[Saved entries]
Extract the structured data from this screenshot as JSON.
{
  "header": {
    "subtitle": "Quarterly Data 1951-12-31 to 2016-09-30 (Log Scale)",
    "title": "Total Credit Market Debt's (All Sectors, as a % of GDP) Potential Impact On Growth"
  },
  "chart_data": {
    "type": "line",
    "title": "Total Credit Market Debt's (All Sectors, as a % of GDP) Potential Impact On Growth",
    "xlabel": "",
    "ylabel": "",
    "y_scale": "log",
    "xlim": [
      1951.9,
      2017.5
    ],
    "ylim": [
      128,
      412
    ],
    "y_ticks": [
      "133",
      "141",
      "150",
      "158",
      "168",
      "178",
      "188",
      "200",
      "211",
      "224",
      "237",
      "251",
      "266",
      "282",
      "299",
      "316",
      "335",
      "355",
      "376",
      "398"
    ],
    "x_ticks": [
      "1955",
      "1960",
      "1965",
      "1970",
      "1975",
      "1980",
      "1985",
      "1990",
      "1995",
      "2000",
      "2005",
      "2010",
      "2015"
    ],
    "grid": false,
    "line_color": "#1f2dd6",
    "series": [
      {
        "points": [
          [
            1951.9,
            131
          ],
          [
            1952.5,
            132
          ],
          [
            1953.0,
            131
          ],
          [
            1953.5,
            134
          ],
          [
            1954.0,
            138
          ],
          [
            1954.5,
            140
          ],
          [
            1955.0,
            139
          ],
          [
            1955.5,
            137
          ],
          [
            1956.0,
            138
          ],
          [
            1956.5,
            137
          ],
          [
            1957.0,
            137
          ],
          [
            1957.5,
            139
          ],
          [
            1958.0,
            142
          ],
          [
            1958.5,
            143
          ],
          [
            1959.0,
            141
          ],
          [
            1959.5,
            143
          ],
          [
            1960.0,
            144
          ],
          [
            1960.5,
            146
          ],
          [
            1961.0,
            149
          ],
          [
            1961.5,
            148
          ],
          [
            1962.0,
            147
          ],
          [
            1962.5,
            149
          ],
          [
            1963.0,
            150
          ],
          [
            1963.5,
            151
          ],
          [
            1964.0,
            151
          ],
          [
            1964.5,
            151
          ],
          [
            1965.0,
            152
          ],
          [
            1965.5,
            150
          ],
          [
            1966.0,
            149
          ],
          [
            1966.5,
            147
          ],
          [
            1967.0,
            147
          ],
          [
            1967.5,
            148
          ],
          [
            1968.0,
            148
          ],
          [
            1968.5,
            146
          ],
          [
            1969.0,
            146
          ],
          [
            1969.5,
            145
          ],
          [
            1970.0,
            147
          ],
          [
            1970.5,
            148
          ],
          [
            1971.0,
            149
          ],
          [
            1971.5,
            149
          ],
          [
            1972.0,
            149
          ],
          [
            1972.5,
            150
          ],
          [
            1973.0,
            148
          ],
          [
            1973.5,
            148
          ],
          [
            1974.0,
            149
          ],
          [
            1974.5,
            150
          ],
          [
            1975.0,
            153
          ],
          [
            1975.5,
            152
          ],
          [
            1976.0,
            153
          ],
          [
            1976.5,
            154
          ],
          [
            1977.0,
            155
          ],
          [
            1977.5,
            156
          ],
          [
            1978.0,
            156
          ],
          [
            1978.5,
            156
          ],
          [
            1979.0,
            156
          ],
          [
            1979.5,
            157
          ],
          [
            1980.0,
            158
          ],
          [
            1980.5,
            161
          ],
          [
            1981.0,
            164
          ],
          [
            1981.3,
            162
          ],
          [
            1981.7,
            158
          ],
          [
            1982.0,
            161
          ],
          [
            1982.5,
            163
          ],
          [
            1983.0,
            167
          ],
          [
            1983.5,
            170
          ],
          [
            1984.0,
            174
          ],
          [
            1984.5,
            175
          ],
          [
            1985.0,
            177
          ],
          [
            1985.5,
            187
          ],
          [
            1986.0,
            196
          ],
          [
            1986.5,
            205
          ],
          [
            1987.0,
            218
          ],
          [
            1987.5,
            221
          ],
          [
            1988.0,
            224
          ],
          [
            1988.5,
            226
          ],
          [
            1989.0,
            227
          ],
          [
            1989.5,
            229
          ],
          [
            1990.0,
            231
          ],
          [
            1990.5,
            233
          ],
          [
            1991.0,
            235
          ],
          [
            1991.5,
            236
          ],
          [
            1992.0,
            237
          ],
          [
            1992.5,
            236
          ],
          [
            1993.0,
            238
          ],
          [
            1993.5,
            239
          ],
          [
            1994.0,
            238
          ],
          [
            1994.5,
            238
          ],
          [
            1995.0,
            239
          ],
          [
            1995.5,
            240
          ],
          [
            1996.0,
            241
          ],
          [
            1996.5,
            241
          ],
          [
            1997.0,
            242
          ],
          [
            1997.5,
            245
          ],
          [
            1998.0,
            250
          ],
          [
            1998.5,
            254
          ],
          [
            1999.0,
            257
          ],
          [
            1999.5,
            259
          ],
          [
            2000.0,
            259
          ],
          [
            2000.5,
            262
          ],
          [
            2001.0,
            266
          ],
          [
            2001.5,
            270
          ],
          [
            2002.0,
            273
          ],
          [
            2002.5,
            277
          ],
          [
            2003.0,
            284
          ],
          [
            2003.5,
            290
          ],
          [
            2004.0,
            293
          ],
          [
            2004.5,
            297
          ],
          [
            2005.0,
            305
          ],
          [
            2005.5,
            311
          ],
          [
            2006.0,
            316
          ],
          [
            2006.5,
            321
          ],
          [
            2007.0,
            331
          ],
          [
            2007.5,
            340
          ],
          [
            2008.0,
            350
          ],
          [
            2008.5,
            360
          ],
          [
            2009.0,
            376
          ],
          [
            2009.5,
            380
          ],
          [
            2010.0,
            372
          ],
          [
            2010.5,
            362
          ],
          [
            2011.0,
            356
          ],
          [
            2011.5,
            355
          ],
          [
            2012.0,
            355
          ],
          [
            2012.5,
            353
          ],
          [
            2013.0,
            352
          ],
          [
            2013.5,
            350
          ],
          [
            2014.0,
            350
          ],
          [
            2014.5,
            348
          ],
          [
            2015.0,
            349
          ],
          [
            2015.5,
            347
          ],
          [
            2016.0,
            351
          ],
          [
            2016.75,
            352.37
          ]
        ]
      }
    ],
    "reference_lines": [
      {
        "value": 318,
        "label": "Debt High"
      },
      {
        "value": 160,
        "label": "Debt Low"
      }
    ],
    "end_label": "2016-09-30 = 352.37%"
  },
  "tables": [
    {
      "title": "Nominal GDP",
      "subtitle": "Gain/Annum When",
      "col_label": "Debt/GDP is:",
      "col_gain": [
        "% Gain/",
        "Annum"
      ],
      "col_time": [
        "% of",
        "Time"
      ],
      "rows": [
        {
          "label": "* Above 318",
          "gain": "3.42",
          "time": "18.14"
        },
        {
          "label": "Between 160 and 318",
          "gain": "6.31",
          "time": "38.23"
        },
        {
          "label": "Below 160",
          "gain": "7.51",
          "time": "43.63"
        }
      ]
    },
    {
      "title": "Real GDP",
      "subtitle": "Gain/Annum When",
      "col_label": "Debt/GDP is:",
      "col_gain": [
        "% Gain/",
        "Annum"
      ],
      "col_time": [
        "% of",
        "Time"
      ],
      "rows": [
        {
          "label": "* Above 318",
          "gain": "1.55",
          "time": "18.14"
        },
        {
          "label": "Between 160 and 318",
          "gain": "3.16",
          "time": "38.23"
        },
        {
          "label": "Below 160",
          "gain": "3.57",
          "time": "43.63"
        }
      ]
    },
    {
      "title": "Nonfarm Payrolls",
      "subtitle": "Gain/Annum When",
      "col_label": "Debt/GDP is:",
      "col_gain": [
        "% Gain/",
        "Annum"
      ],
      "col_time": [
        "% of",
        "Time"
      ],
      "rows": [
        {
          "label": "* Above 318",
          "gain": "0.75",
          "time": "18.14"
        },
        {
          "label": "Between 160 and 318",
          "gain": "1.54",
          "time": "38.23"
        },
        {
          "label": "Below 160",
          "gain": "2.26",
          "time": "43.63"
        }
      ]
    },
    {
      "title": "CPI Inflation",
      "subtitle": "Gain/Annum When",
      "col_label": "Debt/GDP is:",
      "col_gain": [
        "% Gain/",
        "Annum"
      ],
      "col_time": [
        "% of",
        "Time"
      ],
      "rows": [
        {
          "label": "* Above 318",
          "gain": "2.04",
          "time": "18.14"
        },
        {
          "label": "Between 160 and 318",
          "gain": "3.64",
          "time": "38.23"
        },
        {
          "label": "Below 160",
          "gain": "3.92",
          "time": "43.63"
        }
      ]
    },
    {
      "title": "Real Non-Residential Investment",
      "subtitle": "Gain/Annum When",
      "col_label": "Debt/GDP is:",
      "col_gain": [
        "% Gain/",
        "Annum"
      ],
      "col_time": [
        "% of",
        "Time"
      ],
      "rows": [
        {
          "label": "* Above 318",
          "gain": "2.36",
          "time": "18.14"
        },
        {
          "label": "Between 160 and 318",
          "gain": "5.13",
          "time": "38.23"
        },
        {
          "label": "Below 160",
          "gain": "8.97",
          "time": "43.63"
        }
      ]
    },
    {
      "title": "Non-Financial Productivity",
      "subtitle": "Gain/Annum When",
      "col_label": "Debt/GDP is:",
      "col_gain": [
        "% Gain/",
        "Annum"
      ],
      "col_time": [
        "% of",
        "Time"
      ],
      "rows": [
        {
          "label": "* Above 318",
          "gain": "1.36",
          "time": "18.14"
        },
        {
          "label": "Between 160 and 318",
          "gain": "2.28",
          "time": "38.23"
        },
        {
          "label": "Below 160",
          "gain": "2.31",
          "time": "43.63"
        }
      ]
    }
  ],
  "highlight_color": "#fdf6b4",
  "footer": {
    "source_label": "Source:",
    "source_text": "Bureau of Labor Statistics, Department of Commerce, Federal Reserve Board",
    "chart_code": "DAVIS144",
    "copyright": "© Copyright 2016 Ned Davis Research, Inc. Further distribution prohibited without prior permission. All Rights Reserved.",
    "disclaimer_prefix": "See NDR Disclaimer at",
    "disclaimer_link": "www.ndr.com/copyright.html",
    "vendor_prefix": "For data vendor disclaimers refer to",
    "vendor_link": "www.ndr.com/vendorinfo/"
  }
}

■ What is asked
Copy all lines from the data that hold the word "Impact".

■ Completed exercise
    "title": "Total Credit Market Debt's (All Sectors, as a % of GDP) Potential Impact On Growth"
    "title": "Total Credit Market Debt's (All Sectors, as a % of GDP) Potential Impact On Growth",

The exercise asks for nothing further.